● Action item
Where "mellan" appears in a line of the entries below, that line should be copied.

● Supplied data
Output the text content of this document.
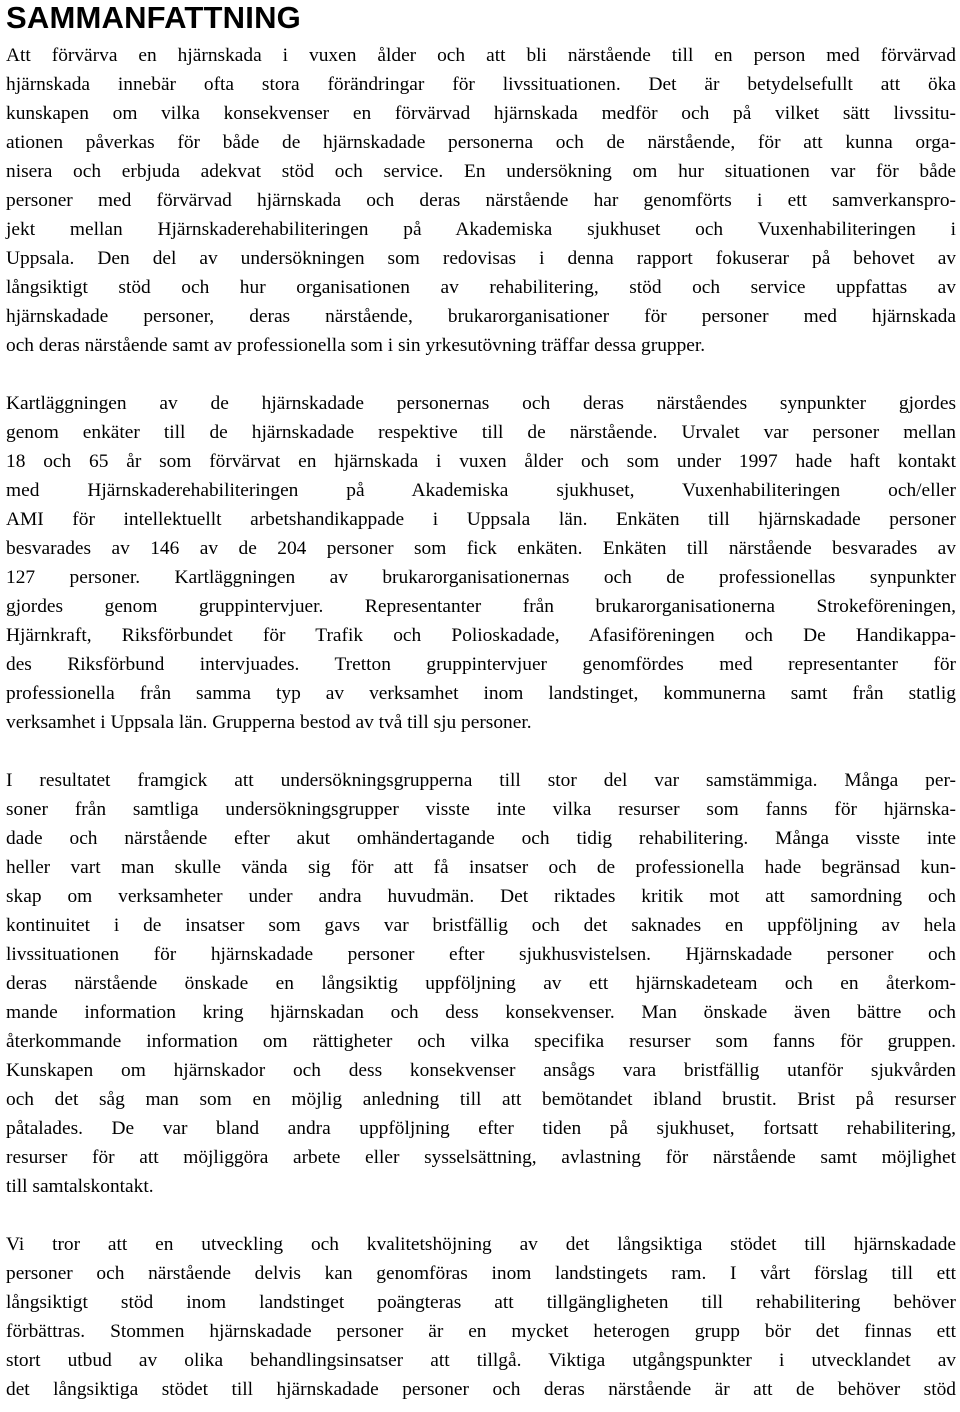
SAMMANFATTNING

Att förvärva en hjärnskada i vuxen ålder och att bli närstående till en person med förvärvad
hjärnskada innebär ofta stora förändringar för livssituationen. Det är betydelsefullt att öka
kunskapen om vilka konsekvenser en förvärvad hjärnskada medför och på vilket sätt livssitu-
ationen påverkas för både de hjärnskadade personerna och de närstående, för att kunna orga-
nisera och erbjuda adekvat stöd och service. En undersökning om hur situationen var för både
personer med förvärvad hjärnskada och deras närstående har genomförts i ett samverkanspro-
jekt mellan Hjärnskaderehabiliteringen på Akademiska sjukhuset och Vuxenhabiliteringen i
Uppsala. Den del av undersökningen som redovisas i denna rapport fokuserar på behovet av
långsiktigt stöd och hur organisationen av rehabilitering, stöd och service uppfattas av
hjärnskadade personer, deras närstående, brukarorganisationer för personer med hjärnskada
och deras närstående samt av professionella som i sin yrkesutövning träffar dessa grupper.

Kartläggningen av de hjärnskadade personernas och deras närståendes synpunkter gjordes
genom enkäter till de hjärnskadade respektive till de närstående. Urvalet var personer mellan
18 och 65 år som förvärvat en hjärnskada i vuxen ålder och som under 1997 hade haft kontakt
med Hjärnskaderehabiliteringen på Akademiska sjukhuset, Vuxenhabiliteringen och/eller
AMI för intellektuellt arbetshandikappade i Uppsala län. Enkäten till hjärnskadade personer
besvarades av 146 av de 204 personer som fick enkäten. Enkäten till närstående besvarades av
127 personer. Kartläggningen av brukarorganisationernas och de professionellas synpunkter
gjordes genom gruppintervjuer. Representanter från brukarorganisationerna Strokeföreningen,
Hjärnkraft, Riksförbundet för Trafik och Polioskadade, Afasiföreningen och De Handikappa-
des Riksförbund intervjuades. Tretton gruppintervjuer genomfördes med representanter för
professionella från samma typ av verksamhet inom landstinget, kommunerna samt från statlig
verksamhet i Uppsala län. Grupperna bestod av två till sju personer.

I resultatet framgick att undersökningsgrupperna till stor del var samstämmiga. Många per-
soner från samtliga undersökningsgrupper visste inte vilka resurser som fanns för hjärnska-
dade och närstående efter akut omhändertagande och tidig rehabilitering. Många visste inte
heller vart man skulle vända sig för att få insatser och de professionella hade begränsad kun-
skap om verksamheter under andra huvudmän. Det riktades kritik mot att samordning och
kontinuitet i de insatser som gavs var bristfällig och det saknades en uppföljning av hela
livssituationen för hjärnskadade personer efter sjukhusvistelsen. Hjärnskadade personer och
deras närstående önskade en långsiktig uppföljning av ett hjärnskadeteam och en återkom-
mande information kring hjärnskadan och dess konsekvenser. Man önskade även bättre och
återkommande information om rättigheter och vilka specifika resurser som fanns för gruppen.
Kunskapen om hjärnskador och dess konsekvenser ansågs vara bristfällig utanför sjukvården
och det såg man som en möjlig anledning till att bemötandet ibland brustit. Brist på resurser
påtalades. De var bland andra uppföljning efter tiden på sjukhuset, fortsatt rehabilitering,
resurser för att möjliggöra arbete eller sysselsättning, avlastning för närstående samt möjlighet
till samtalskontakt.

Vi tror att en utveckling och kvalitetshöjning av det långsiktiga stödet till hjärnskadade
personer och närstående delvis kan genomföras inom landstingets ram. I vårt förslag till ett
långsiktigt stöd inom landstinget poängteras att tillgängligheten till rehabilitering behöver
förbättras. Stommen hjärnskadade personer är en mycket heterogen grupp bör det finnas ett
stort utbud av olika behandlingsinsatser att tillgå. Viktiga utgångspunkter i utvecklandet av
det långsiktiga stödet till hjärnskadade personer och deras närstående är att de behöver stöd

● Reply
jekt mellan Hjärnskaderehabiliteringen på Akademiska sjukhuset och Vuxenhabiliteringen i
genom enkäter till de hjärnskadade respektive till de närstående. Urvalet var personer mellan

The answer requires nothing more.